STATED EXERCISE: Please repeat all of the listing exactly.

A block of data
________
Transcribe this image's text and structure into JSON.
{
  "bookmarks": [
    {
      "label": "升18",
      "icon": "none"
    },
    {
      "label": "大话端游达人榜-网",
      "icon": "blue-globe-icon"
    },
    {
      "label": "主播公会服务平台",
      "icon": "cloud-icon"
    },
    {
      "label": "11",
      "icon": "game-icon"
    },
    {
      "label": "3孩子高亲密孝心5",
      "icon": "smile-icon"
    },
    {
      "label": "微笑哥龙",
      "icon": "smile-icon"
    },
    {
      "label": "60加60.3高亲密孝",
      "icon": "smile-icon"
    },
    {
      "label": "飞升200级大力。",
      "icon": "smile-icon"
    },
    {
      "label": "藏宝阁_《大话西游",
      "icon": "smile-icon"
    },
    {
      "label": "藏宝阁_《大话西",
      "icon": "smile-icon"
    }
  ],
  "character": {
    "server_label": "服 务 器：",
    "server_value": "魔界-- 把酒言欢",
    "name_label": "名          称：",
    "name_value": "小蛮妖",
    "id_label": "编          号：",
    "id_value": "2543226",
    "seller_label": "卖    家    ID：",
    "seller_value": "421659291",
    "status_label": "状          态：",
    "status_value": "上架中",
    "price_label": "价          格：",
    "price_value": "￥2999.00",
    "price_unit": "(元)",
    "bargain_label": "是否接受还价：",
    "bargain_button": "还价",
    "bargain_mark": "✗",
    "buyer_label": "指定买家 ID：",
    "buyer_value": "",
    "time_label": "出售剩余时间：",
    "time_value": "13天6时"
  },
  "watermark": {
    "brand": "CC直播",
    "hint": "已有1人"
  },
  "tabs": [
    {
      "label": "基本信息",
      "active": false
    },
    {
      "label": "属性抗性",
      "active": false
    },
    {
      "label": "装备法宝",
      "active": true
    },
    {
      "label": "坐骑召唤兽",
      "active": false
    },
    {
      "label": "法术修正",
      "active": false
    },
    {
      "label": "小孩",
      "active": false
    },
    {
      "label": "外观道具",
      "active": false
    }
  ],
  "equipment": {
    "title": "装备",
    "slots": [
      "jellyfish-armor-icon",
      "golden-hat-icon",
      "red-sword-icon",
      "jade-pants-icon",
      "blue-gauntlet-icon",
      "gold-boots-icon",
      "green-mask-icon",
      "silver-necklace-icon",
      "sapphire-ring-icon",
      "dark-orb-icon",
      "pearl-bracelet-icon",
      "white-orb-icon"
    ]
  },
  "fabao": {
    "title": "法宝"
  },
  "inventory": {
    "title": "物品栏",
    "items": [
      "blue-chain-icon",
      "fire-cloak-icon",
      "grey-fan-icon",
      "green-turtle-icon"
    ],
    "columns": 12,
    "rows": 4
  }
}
________
COMPLETE OUTPUT:
Transcribe this image's text and structure into JSON.
{
  "bookmarks": [
    {
      "label": "升18",
      "icon": "none"
    },
    {
      "label": "大话端游达人榜-网",
      "icon": "blue-globe-icon"
    },
    {
      "label": "主播公会服务平台",
      "icon": "cloud-icon"
    },
    {
      "label": "11",
      "icon": "game-icon"
    },
    {
      "label": "3孩子高亲密孝心5",
      "icon": "smile-icon"
    },
    {
      "label": "微笑哥龙",
      "icon": "smile-icon"
    },
    {
      "label": "60加60.3高亲密孝",
      "icon": "smile-icon"
    },
    {
      "label": "飞升200级大力。",
      "icon": "smile-icon"
    },
    {
      "label": "藏宝阁_《大话西游",
      "icon": "smile-icon"
    },
    {
      "label": "藏宝阁_《大话西",
      "icon": "smile-icon"
    }
  ],
  "character": {
    "server_label": "服 务 器：",
    "server_value": "魔界-- 把酒言欢",
    "name_label": "名          称：",
    "name_value": "小蛮妖",
    "id_label": "编          号：",
    "id_value": "2543226",
    "seller_label": "卖    家    ID：",
    "seller_value": "421659291",
    "status_label": "状          态：",
    "status_value": "上架中",
    "price_label": "价          格：",
    "price_value": "￥2999.00",
    "price_unit": "(元)",
    "bargain_label": "是否接受还价：",
    "bargain_button": "还价",
    "bargain_mark": "✗",
    "buyer_label": "指定买家 ID：",
    "buyer_value": "",
    "time_label": "出售剩余时间：",
    "time_value": "13天6时"
  },
  "watermark": {
    "brand": "CC直播",
    "hint": "已有1人"
  },
  "tabs": [
    {
      "label": "基本信息",
      "active": false
    },
    {
      "label": "属性抗性",
      "active": false
    },
    {
      "label": "装备法宝",
      "active": true
    },
    {
      "label": "坐骑召唤兽",
      "active": false
    },
    {
      "label": "法术修正",
      "active": false
    },
    {
      "label": "小孩",
      "active": false
    },
    {
      "label": "外观道具",
      "active": false
    }
  ],
  "equipment": {
    "title": "装备",
    "slots": [
      "jellyfish-armor-icon",
      "golden-hat-icon",
      "red-sword-icon",
      "jade-pants-icon",
      "blue-gauntlet-icon",
      "gold-boots-icon",
      "green-mask-icon",
      "silver-necklace-icon",
      "sapphire-ring-icon",
      "dark-orb-icon",
      "pearl-bracelet-icon",
      "white-orb-icon"
    ]
  },
  "fabao": {
    "title": "法宝"
  },
  "inventory": {
    "title": "物品栏",
    "items": [
      "blue-chain-icon",
      "fire-cloak-icon",
      "grey-fan-icon",
      "green-turtle-icon"
    ],
    "columns": 12,
    "rows": 4
  }
}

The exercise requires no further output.